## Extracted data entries
******************************
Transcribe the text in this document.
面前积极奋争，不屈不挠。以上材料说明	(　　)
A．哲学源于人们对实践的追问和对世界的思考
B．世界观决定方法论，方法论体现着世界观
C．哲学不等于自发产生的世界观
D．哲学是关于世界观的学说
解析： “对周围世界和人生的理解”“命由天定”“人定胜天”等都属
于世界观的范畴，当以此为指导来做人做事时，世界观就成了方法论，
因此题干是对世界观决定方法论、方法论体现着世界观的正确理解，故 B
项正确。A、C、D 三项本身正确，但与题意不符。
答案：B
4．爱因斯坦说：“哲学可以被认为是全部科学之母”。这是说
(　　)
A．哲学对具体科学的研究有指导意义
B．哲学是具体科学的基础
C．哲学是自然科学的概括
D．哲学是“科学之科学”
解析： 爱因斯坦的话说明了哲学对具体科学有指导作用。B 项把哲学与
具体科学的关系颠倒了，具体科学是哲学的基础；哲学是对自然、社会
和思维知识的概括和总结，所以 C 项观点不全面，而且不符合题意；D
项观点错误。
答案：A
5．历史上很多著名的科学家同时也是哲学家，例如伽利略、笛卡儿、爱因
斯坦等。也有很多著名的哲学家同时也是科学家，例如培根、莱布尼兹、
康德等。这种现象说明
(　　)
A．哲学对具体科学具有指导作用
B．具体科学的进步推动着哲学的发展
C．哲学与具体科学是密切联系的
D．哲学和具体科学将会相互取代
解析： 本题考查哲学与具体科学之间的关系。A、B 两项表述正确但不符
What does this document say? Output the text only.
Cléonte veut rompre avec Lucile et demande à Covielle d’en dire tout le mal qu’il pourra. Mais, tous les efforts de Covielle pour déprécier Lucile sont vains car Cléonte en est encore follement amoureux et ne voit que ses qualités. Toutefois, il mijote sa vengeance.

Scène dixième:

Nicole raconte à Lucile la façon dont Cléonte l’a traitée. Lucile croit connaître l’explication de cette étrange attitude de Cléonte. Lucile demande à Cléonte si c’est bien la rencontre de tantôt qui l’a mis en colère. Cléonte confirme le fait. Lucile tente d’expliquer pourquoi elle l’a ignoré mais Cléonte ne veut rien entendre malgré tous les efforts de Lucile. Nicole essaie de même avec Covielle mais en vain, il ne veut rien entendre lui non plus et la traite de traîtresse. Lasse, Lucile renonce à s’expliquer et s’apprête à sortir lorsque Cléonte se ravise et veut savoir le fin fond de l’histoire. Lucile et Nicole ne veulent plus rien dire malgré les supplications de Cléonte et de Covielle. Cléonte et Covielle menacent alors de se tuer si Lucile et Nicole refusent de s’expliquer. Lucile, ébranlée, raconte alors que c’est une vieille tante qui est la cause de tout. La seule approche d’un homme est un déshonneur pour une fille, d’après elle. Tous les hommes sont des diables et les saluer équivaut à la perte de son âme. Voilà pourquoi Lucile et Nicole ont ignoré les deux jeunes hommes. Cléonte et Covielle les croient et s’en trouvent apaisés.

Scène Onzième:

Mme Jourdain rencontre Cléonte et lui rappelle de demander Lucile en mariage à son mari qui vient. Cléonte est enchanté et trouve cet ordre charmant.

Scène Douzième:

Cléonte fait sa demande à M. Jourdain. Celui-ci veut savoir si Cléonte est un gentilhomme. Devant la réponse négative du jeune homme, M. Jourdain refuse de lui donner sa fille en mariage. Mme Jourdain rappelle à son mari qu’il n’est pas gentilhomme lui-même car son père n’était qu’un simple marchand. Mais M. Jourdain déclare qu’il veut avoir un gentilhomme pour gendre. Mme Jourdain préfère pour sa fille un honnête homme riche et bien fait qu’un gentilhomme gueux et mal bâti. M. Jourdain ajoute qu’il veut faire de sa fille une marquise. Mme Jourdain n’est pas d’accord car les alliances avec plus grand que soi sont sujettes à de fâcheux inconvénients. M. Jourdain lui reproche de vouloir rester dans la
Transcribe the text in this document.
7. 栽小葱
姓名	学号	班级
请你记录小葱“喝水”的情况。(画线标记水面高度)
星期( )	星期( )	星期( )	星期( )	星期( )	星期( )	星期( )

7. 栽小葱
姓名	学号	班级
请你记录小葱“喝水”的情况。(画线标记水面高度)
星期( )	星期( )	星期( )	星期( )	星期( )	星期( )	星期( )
******************************
## THE TASK
Above are the records. Copy every line in them holding "Covielle".

## EXERCISE RESULT
Cléonte veut rompre avec Lucile et demande à Covielle d’en dire tout le mal qu’il pourra. Mais, tous les efforts de Covielle pour déprécier Lucile sont vains car Cléonte en est encore follement amoureux et ne voit que ses qualités. Toutefois, il mijote sa vengeance.
Nicole raconte à Lucile la façon dont Cléonte l’a traitée. Lucile croit connaître l’explication de cette étrange attitude de Cléonte. Lucile demande à Cléonte si c’est bien la rencontre de tantôt qui l’a mis en colère. Cléonte confirme le fait. Lucile tente d’expliquer pourquoi elle l’a ignoré mais Cléonte ne veut rien entendre malgré tous les efforts de Lucile. Nicole essaie de même avec Covielle mais en vain, il ne veut rien entendre lui non plus et la traite de traîtresse. Lasse, Lucile renonce à s’expliquer et s’apprête à sortir lorsque Cléonte se ravise et veut savoir le fin fond de l’histoire. Lucile et Nicole ne veulent plus rien dire malgré les supplications de Cléonte et de Covielle. Cléonte et Covielle menacent alors de se tuer si Lucile et Nicole refusent de s’expliquer. Lucile, ébranlée, raconte alors que c’est une vieille tante qui est la cause de tout. La seule approche d’un homme est un déshonneur pour une fille, d’après elle. Tous les hommes sont des diables et les saluer équivaut à la perte de son âme. Voilà pourquoi Lucile et Nicole ont ignoré les deux jeunes hommes. Cléonte et Covielle les croient et s’en trouvent apaisés.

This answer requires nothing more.